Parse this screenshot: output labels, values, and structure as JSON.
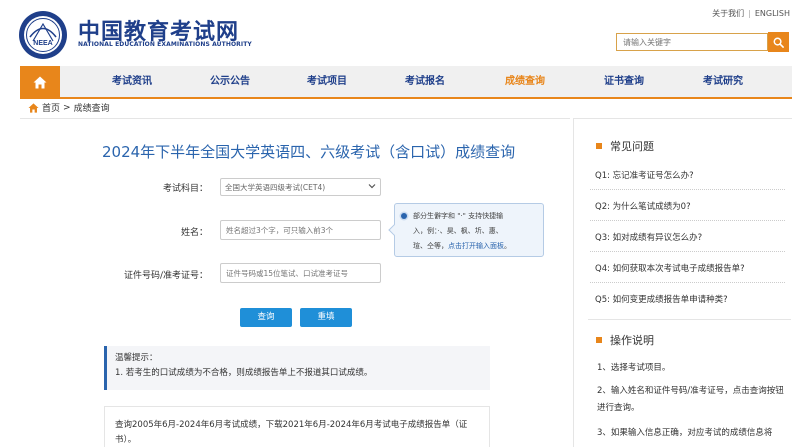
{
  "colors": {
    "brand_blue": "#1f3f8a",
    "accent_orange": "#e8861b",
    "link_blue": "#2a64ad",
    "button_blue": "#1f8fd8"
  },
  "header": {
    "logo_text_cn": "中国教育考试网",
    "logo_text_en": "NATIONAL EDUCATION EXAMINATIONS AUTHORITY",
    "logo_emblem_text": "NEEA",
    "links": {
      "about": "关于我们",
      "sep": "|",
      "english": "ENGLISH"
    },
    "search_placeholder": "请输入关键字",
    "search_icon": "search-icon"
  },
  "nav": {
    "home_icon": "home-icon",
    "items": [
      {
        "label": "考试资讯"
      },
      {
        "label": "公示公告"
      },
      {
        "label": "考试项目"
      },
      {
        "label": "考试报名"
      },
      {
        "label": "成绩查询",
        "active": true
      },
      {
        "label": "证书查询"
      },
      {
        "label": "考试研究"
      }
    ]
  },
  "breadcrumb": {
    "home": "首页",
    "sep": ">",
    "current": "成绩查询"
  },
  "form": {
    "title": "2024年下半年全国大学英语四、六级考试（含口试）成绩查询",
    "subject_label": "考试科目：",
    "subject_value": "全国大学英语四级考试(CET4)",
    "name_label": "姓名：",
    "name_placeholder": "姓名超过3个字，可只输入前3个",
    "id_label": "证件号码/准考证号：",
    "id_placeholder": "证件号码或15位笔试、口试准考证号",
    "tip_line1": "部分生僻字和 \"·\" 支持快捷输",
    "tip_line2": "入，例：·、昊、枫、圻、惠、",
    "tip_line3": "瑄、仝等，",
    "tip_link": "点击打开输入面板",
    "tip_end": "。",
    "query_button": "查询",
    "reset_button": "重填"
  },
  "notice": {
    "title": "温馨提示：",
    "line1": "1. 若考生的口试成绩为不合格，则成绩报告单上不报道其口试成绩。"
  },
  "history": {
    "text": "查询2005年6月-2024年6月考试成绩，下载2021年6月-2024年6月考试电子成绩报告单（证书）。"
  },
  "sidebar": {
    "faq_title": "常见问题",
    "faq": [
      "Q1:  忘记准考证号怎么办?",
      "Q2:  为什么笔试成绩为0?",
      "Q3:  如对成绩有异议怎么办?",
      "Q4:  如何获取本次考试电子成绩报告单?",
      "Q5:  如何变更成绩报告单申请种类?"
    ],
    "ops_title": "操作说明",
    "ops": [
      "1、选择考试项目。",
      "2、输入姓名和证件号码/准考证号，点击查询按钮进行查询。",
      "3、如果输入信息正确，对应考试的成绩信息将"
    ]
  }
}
------
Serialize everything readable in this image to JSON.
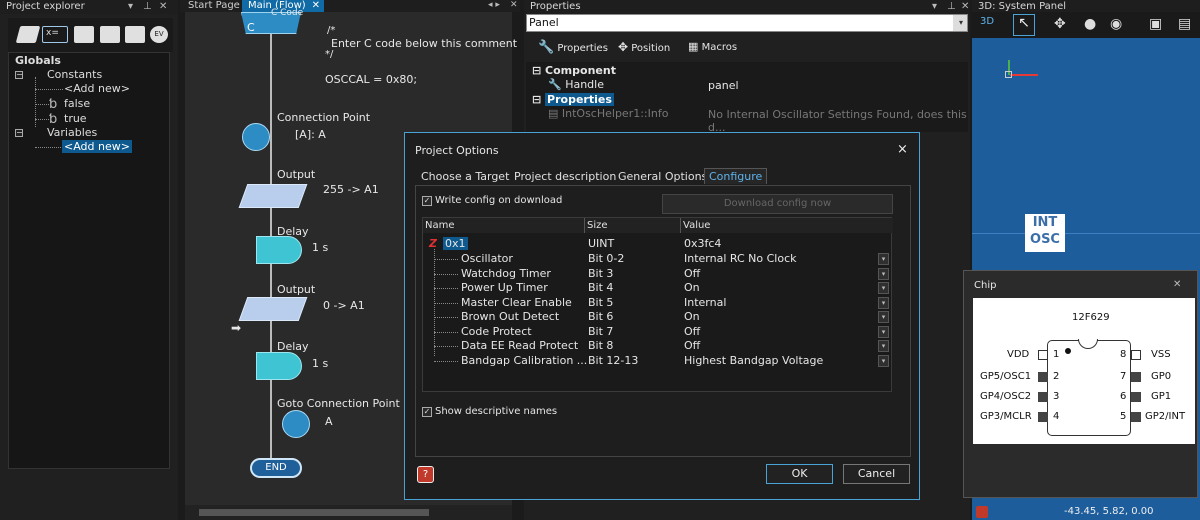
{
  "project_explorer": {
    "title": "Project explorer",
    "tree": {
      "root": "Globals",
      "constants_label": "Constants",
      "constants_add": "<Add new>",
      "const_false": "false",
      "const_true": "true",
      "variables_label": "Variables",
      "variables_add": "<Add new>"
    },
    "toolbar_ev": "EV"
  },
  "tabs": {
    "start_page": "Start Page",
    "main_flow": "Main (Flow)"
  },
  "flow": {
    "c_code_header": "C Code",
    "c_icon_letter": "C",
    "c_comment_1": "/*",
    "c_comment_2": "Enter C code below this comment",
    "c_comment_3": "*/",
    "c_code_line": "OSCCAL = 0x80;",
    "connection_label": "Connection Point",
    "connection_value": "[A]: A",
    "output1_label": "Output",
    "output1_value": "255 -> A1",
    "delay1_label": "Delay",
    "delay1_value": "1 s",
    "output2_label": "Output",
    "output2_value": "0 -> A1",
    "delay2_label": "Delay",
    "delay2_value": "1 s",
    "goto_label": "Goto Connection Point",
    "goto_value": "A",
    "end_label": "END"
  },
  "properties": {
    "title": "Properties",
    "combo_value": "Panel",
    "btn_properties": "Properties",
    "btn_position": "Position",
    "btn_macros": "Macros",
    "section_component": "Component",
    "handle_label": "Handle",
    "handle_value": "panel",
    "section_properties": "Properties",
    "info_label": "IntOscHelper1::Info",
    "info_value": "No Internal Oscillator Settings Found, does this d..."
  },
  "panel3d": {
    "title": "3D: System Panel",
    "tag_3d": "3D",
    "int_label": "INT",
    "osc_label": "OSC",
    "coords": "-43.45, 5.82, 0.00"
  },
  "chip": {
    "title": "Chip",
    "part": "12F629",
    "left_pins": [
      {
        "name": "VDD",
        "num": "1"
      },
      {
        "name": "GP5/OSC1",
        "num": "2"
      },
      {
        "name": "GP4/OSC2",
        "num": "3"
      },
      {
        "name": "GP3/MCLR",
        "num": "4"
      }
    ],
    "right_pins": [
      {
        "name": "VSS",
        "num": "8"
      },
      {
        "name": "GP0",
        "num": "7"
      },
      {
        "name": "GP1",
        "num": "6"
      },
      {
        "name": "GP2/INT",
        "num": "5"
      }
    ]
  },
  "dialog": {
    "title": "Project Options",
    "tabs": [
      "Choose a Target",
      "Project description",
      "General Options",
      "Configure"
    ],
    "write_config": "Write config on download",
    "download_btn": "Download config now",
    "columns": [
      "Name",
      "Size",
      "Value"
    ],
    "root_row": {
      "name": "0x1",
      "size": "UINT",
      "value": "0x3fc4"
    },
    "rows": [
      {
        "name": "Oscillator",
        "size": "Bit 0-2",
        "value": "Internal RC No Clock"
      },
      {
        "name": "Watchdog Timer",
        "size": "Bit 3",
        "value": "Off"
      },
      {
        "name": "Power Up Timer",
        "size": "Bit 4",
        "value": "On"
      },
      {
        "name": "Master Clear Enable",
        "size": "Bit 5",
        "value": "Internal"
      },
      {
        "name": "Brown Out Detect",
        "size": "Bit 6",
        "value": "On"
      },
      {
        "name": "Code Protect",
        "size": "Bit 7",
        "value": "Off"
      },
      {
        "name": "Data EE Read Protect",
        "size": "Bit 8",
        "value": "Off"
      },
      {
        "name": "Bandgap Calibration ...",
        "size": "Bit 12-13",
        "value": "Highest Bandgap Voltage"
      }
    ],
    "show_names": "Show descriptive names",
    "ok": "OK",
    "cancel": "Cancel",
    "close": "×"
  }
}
------
## Exercise goal
Filter for "Options". Return all lines that hold it.

## Written response
    "title": "Project Options",
      "General Options",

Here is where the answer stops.